§ **EXERCISE**:
Scan the listing below. Report each line that includes "this".

§ **SUPPLIED MATERIAL**:
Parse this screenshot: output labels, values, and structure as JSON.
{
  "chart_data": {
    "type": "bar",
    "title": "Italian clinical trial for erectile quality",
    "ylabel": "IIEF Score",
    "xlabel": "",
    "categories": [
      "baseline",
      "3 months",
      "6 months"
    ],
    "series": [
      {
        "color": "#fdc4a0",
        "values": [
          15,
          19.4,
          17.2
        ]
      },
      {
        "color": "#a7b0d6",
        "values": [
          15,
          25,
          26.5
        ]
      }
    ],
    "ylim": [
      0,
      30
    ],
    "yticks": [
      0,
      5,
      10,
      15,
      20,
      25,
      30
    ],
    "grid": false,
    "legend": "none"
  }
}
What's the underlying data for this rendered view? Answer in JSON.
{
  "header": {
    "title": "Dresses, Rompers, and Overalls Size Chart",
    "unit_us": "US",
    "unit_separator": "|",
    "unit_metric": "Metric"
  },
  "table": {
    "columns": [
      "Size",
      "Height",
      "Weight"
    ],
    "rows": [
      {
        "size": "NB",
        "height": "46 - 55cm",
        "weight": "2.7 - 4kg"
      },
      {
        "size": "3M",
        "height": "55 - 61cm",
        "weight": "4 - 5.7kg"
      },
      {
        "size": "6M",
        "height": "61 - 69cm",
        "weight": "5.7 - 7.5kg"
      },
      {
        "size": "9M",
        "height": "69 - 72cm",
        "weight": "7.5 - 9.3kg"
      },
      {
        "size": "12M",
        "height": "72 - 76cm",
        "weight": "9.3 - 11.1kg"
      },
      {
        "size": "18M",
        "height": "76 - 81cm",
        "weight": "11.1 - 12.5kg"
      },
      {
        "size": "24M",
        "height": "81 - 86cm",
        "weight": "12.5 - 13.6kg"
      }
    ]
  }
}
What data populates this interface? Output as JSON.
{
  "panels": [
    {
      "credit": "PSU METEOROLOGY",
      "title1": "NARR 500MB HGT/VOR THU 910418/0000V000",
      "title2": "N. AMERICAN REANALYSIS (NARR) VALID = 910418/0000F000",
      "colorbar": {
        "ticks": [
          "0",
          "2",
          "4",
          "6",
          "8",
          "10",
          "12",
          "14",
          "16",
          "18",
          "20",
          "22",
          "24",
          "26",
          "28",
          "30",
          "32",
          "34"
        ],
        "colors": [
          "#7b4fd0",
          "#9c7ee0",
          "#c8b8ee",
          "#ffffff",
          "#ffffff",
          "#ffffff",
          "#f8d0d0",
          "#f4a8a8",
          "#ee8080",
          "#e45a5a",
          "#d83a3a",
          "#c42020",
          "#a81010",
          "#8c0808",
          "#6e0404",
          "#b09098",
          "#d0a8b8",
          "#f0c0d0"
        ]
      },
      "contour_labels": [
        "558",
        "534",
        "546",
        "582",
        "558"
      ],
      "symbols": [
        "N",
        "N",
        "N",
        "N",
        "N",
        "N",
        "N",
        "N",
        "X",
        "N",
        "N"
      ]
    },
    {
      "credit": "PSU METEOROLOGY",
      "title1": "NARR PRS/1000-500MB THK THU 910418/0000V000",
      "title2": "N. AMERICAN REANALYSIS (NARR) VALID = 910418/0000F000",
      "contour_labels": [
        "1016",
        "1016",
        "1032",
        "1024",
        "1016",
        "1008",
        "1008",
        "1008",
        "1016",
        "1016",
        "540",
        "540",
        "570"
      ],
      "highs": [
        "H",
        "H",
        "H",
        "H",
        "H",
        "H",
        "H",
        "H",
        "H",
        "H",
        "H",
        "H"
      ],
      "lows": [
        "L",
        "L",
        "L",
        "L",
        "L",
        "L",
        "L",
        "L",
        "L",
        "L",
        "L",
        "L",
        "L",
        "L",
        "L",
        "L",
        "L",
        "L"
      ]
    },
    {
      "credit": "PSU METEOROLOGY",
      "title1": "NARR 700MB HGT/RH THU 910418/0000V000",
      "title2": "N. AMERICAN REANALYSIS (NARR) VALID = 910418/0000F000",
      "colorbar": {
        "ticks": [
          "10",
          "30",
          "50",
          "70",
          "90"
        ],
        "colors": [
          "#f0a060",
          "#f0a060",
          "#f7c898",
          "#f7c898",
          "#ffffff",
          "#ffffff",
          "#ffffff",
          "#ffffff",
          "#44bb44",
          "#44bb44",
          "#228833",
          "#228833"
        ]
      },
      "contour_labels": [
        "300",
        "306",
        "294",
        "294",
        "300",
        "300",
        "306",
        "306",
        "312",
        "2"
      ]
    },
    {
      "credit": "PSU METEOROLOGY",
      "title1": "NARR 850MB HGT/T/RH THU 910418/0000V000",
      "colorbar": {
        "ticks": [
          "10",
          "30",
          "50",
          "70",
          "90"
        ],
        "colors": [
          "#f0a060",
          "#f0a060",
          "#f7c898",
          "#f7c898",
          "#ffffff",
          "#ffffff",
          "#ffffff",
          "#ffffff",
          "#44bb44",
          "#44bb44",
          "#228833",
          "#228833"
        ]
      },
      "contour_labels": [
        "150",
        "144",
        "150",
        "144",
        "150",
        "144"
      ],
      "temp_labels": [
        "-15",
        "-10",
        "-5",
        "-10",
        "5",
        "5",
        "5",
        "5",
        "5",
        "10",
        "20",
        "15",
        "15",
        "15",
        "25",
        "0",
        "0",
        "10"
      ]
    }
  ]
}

§ **WRITTEN ANSWER**:
Parse this screenshot: output labels, values, and structure as JSON.
What's the underlying data for this rendered view? Answer in JSON.
What data populates this interface? Output as JSON.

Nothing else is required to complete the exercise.